> [EXCERPTED DATA]:
* Begin *

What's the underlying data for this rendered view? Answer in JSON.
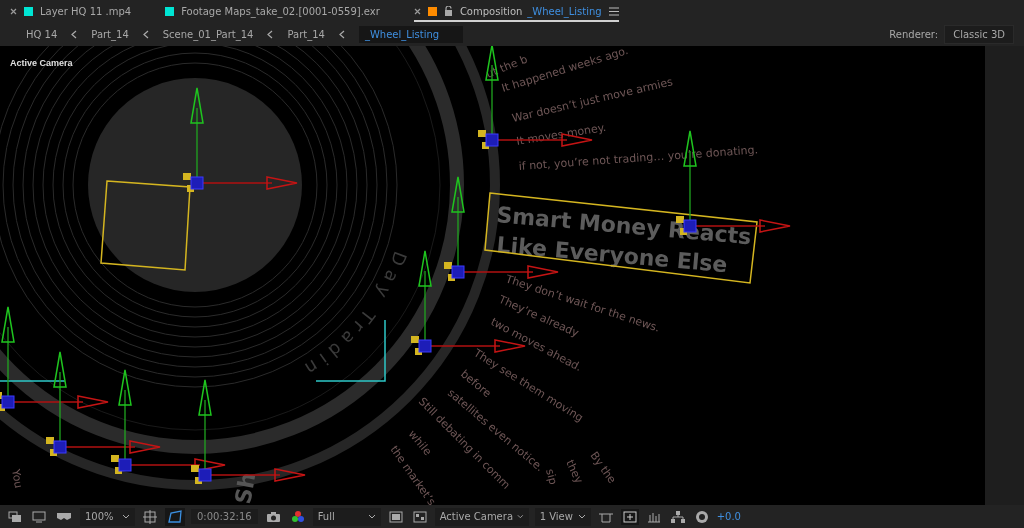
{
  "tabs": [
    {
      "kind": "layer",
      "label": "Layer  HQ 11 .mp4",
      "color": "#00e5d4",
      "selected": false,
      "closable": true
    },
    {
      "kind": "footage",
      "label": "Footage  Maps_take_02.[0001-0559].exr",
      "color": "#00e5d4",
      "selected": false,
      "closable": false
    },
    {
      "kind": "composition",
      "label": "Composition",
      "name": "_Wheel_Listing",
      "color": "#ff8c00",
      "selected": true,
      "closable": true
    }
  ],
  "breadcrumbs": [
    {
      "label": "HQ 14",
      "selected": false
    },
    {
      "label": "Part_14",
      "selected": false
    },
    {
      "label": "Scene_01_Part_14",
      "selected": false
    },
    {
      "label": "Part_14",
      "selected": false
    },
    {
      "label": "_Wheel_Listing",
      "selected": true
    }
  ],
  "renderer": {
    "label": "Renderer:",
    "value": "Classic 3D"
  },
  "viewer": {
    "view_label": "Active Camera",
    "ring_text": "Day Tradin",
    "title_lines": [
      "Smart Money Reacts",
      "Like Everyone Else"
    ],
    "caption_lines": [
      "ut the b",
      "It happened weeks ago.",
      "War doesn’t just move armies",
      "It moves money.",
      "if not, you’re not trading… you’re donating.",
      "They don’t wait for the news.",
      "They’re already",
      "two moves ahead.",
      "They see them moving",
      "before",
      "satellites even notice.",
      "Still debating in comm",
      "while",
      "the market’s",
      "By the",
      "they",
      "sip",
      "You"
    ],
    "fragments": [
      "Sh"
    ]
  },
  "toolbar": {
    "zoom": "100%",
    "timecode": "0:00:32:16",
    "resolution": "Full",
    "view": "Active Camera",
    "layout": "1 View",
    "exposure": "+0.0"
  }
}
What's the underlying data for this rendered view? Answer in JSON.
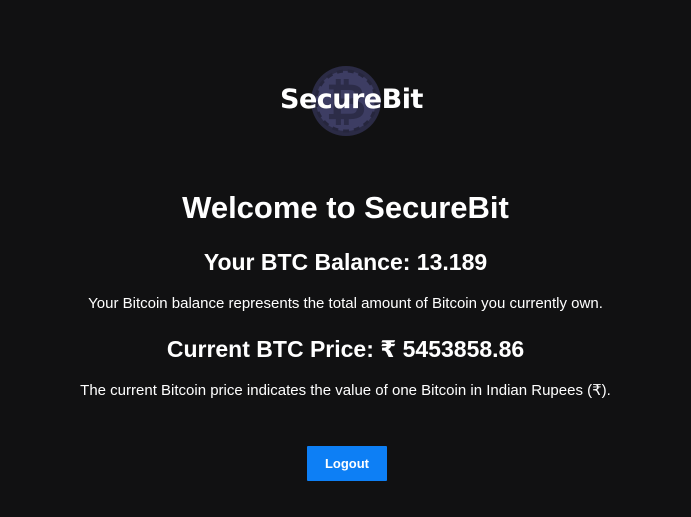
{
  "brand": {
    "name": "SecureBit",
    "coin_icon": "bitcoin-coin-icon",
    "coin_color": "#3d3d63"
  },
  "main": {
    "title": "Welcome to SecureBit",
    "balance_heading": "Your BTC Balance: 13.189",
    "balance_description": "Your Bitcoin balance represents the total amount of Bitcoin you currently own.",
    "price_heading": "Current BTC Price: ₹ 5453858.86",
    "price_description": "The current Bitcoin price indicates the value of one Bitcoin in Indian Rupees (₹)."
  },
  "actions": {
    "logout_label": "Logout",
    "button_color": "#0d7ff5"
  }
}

* End *

> [EXERCISE TASK]: Without the pictures, write out the whole listing above exactly as it appears.

> [EXPECTED ANSWER]:
What's the underlying data for this rendered view? Answer in JSON.
{
  "tabs": [
    {
      "kind": "layer",
      "label": "Layer  HQ 11 .mp4",
      "color": "#00e5d4",
      "selected": false,
      "closable": true
    },
    {
      "kind": "footage",
      "label": "Footage  Maps_take_02.[0001-0559].exr",
      "color": "#00e5d4",
      "selected": false,
      "closable": false
    },
    {
      "kind": "composition",
      "label": "Composition",
      "name": "_Wheel_Listing",
      "color": "#ff8c00",
      "selected": true,
      "closable": true
    }
  ],
  "breadcrumbs": [
    {
      "label": "HQ 14",
      "selected": false
    },
    {
      "label": "Part_14",
      "selected": false
    },
    {
      "label": "Scene_01_Part_14",
      "selected": false
    },
    {
      "label": "Part_14",
      "selected": false
    },
    {
      "label": "_Wheel_Listing",
      "selected": true
    }
  ],
  "renderer": {
    "label": "Renderer:",
    "value": "Classic 3D"
  },
  "viewer": {
    "view_label": "Active Camera",
    "ring_text": "Day Tradin",
    "title_lines": [
      "Smart Money Reacts",
      "Like Everyone Else"
    ],
    "caption_lines": [
      "ut the b",
      "It happened weeks ago.",
      "War doesn’t just move armies",
      "It moves money.",
      "if not, you’re not trading… you’re donating.",
      "They don’t wait for the news.",
      "They’re already",
      "two moves ahead.",
      "They see them moving",
      "before",
      "satellites even notice.",
      "Still debating in comm",
      "while",
      "the market’s",
      "By the",
      "they",
      "sip",
      "You"
    ],
    "fragments": [
      "Sh"
    ]
  },
  "toolbar": {
    "zoom": "100%",
    "timecode": "0:00:32:16",
    "resolution": "Full",
    "view": "Active Camera",
    "layout": "1 View",
    "exposure": "+0.0"
  }
}
What's the underlying data for this rendered view? Answer in JSON.
{
  "brand": {
    "name": "SecureBit",
    "coin_icon": "bitcoin-coin-icon",
    "coin_color": "#3d3d63"
  },
  "main": {
    "title": "Welcome to SecureBit",
    "balance_heading": "Your BTC Balance: 13.189",
    "balance_description": "Your Bitcoin balance represents the total amount of Bitcoin you currently own.",
    "price_heading": "Current BTC Price: ₹ 5453858.86",
    "price_description": "The current Bitcoin price indicates the value of one Bitcoin in Indian Rupees (₹)."
  },
  "actions": {
    "logout_label": "Logout",
    "button_color": "#0d7ff5"
  }
}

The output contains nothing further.